• _REQUIRED WORK_:
Return all lines where the word "第三笔是" can be found.
:::::
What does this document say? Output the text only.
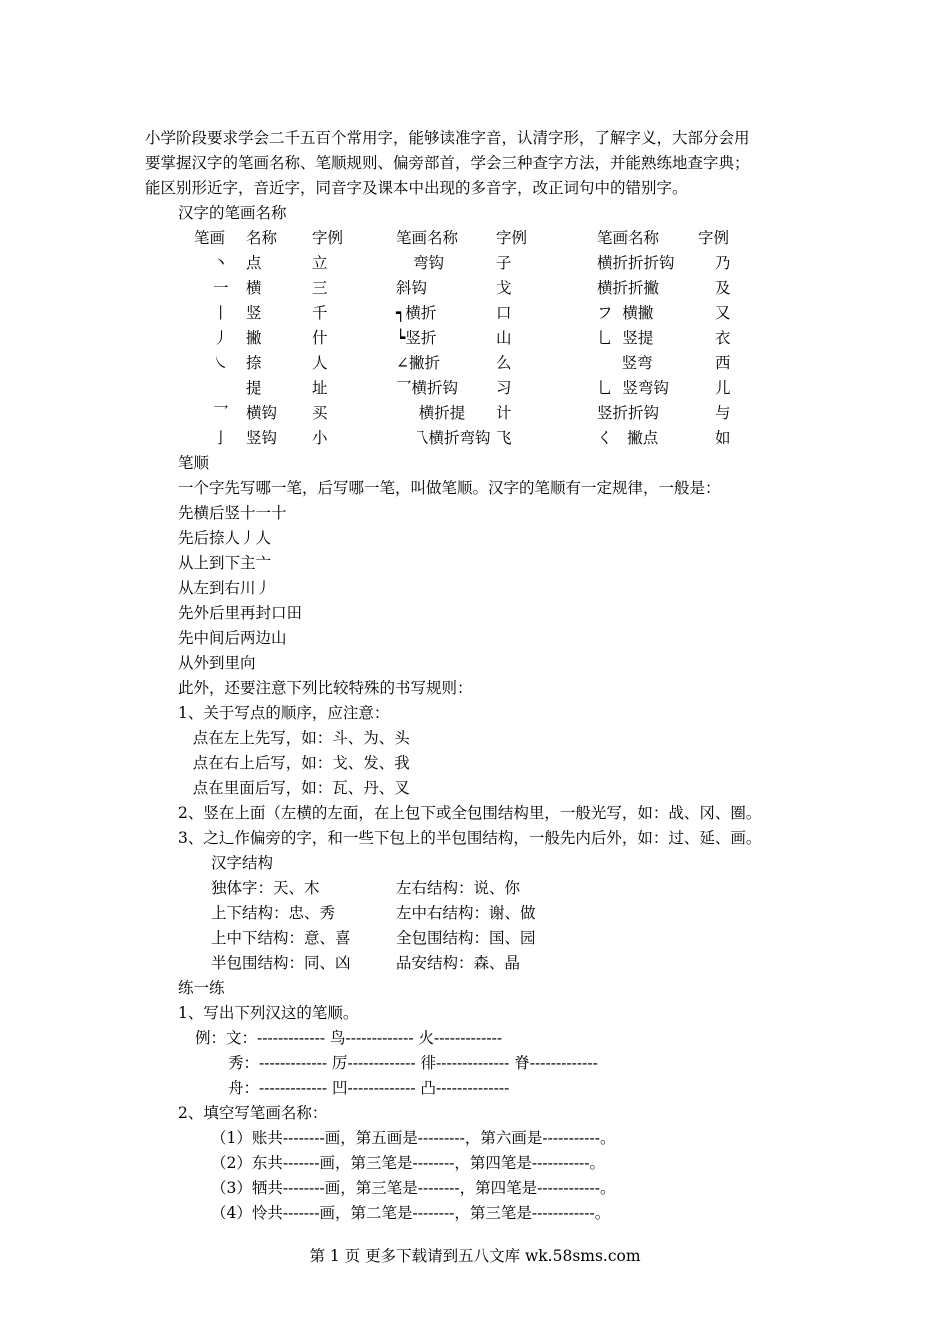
小学阶段要求学会二千五百个常用字，能够读准字音，认清字形，了解字义，大部分会用
要掌握汉字的笔画名称、笔顺规则、偏旁部首，学会三种查字方法，并能熟练地查字典；
能区别形近字，音近字，同音字及课本中出现的多音字，改正词句中的错别字。
汉字的笔画名称
笔画 名称 字例	笔画名称 字例	笔画名称	字例
丶 点	立	弯钩	子	横折折折钩	乃
一 横	三	斜钩	戈	横折折撇	及
丨 竖	千	┑横折	口	フ  横撇	又
丿 撇	什	┕竖折	山	乚  竖提	衣
㇏ 捺	人	∠撇折	么	竖弯	西
提	址	乛横折钩 习	乚  竖弯钩	儿
乛 横钩 买	横折提 计	竖折折钩	与
亅 竖钩 小	乁横折弯钩 飞	く   撇点	如
笔顺
一个字先写哪一笔，后写哪一笔，叫做笔顺。汉字的笔顺有一定规律，一般是：
先横后竖十一十
先后捺人丿人
从上到下主亠
从左到右川丿
先外后里再封口田
先中间后两边山
从外到里向
此外，还要注意下列比较特殊的书写规则：
1、关于写点的顺序，应注意：
点在左上先写，如：斗、为、头
点在右上后写，如：戈、发、我
点在里面后写，如：瓦、丹、叉
2、竖在上面（左横的左面，在上包下或全包围结构里，一般光写，如：战、冈、圈。
3、之辶作偏旁的字，和一些下包上的半包围结构，一般先内后外，如：过、延、画。
汉字结构
独体字：天、木	左右结构：说、你
上下结构：忠、秀	左中右结构：谢、做
上中下结构：意、喜	全包围结构：国、园
半包围结构：同、凶	品安结构：森、晶
练一练
1、写出下列汉这的笔顺。
例：文：------------- 鸟------------- 火-------------
秀：------------- 厉------------- 徘-------------- 脊-------------
舟：------------- 凹------------- 凸--------------
2、填空写笔画名称：
（1）账共--------画，第五画是---------，第六画是-----------。
（2）东共-------画，第三笔是--------，第四笔是-----------。
（3）牺共--------画，第三笔是--------，第四笔是------------。
（4）怜共-------画，第二笔是--------，第三笔是------------。
第 1 页 更多下载请到五八文库 wk.58sms.com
:::::
• _SOLUTION TO THIS PROBLEM_:
（2）东共-------画，第三笔是--------，第四笔是-----------。
（3）牺共--------画，第三笔是--------，第四笔是------------。
（4）怜共-------画，第二笔是--------，第三笔是------------。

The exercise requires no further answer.